*TASK GOAL*. Select the lines that contain "JSON" and copy each of them.

*Figure dataset records*.
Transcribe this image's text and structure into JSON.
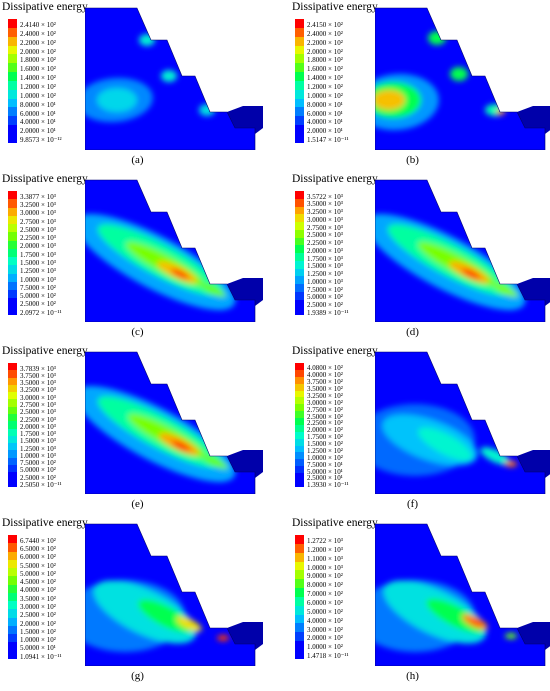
{
  "figure": {
    "panels": [
      {
        "id": "a",
        "caption": "(a)",
        "title": "Dissipative energy",
        "legend": [
          "2.4140 × 10²",
          "2.4000 × 10²",
          "2.2000 × 10²",
          "2.0000 × 10²",
          "1.8000 × 10²",
          "1.6000 × 10²",
          "1.4000 × 10²",
          "1.2000 × 10²",
          "1.0000 × 10²",
          "8.0000 × 10¹",
          "6.0000 × 10¹",
          "4.0000 × 10¹",
          "2.0000 × 10¹",
          "9.8573 × 10⁻¹²"
        ]
      },
      {
        "id": "b",
        "caption": "(b)",
        "title": "Dissipative energy",
        "legend": [
          "2.4150 × 10²",
          "2.4000 × 10²",
          "2.2000 × 10²",
          "2.0000 × 10²",
          "1.8000 × 10²",
          "1.6000 × 10²",
          "1.4000 × 10²",
          "1.2000 × 10²",
          "1.0000 × 10²",
          "8.0000 × 10¹",
          "6.0000 × 10¹",
          "4.0000 × 10¹",
          "2.0000 × 10¹",
          "1.5147 × 10⁻¹¹"
        ]
      },
      {
        "id": "c",
        "caption": "(c)",
        "title": "Dissipative energy",
        "legend": [
          "3.3877 × 10³",
          "3.2500 × 10³",
          "3.0000 × 10³",
          "2.7500 × 10³",
          "2.5000 × 10³",
          "2.2500 × 10³",
          "2.0000 × 10³",
          "1.7500 × 10³",
          "1.5000 × 10³",
          "1.2500 × 10³",
          "1.0000 × 10³",
          "7.5000 × 10²",
          "5.0000 × 10²",
          "2.5000 × 10²",
          "2.0972 × 10⁻¹¹"
        ]
      },
      {
        "id": "d",
        "caption": "(d)",
        "title": "Dissipative energy",
        "legend": [
          "3.5722 × 10³",
          "3.5000 × 10³",
          "3.2500 × 10³",
          "3.0000 × 10³",
          "2.7500 × 10³",
          "2.5000 × 10³",
          "2.2500 × 10³",
          "2.0000 × 10³",
          "1.7500 × 10³",
          "1.5000 × 10³",
          "1.2500 × 10³",
          "1.0000 × 10³",
          "7.5000 × 10²",
          "5.0000 × 10²",
          "2.5000 × 10²",
          "1.9389 × 10⁻¹¹"
        ]
      },
      {
        "id": "e",
        "caption": "(e)",
        "title": "Dissipative energy",
        "legend": [
          "3.7839 × 10³",
          "3.7500 × 10³",
          "3.5000 × 10³",
          "3.2500 × 10³",
          "3.0000 × 10³",
          "2.7500 × 10³",
          "2.5000 × 10³",
          "2.2500 × 10³",
          "2.0000 × 10³",
          "1.7500 × 10³",
          "1.5000 × 10³",
          "1.2500 × 10³",
          "1.0000 × 10³",
          "7.5000 × 10²",
          "5.0000 × 10²",
          "2.5000 × 10²",
          "2.5050 × 10⁻¹¹"
        ]
      },
      {
        "id": "f",
        "caption": "(f)",
        "title": "Dissipative energy",
        "legend": [
          "4.0800 × 10²",
          "4.0000 × 10²",
          "3.7500 × 10²",
          "3.5000 × 10²",
          "3.2500 × 10²",
          "3.0000 × 10²",
          "2.7500 × 10²",
          "2.5000 × 10²",
          "2.2500 × 10²",
          "2.0000 × 10²",
          "1.7500 × 10²",
          "1.5000 × 10²",
          "1.2500 × 10²",
          "1.0000 × 10²",
          "7.5000 × 10¹",
          "5.0000 × 10¹",
          "2.5000 × 10¹",
          "1.3930 × 10⁻¹¹"
        ]
      },
      {
        "id": "g",
        "caption": "(g)",
        "title": "Dissipative energy",
        "legend": [
          "6.7440 × 10²",
          "6.5000 × 10²",
          "6.0000 × 10²",
          "5.5000 × 10²",
          "5.0000 × 10²",
          "4.5000 × 10²",
          "4.0000 × 10²",
          "3.5000 × 10²",
          "3.0000 × 10²",
          "2.5000 × 10²",
          "2.0000 × 10²",
          "1.5000 × 10²",
          "1.0000 × 10²",
          "5.0000 × 10¹",
          "1.0941 × 10⁻¹¹"
        ]
      },
      {
        "id": "h",
        "caption": "(h)",
        "title": "Dissipative energy",
        "legend": [
          "1.2722 × 10³",
          "1.2000 × 10³",
          "1.1000 × 10³",
          "1.0000 × 10³",
          "9.0000 × 10²",
          "8.0000 × 10²",
          "7.0000 × 10²",
          "6.0000 × 10²",
          "5.0000 × 10²",
          "4.0000 × 10²",
          "3.0000 × 10²",
          "2.0000 × 10²",
          "1.0000 × 10²",
          "1.4718 × 10⁻¹¹"
        ]
      }
    ]
  }
}
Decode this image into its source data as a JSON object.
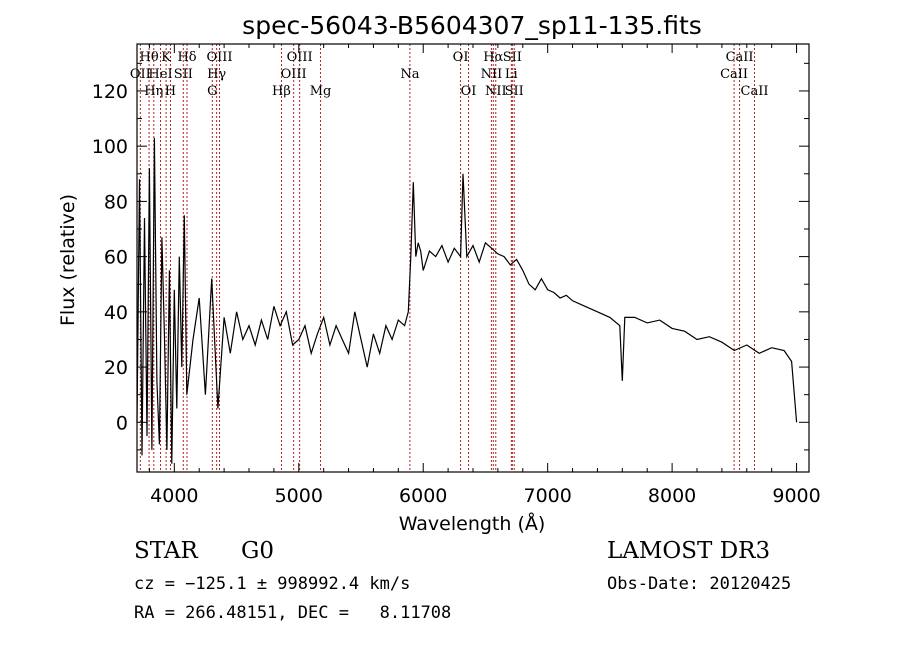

*ANSWER TO THIS PROBLEM*.
Transcribe this image's text and structure into JSON.
Decode this image into its source data as a JSON object.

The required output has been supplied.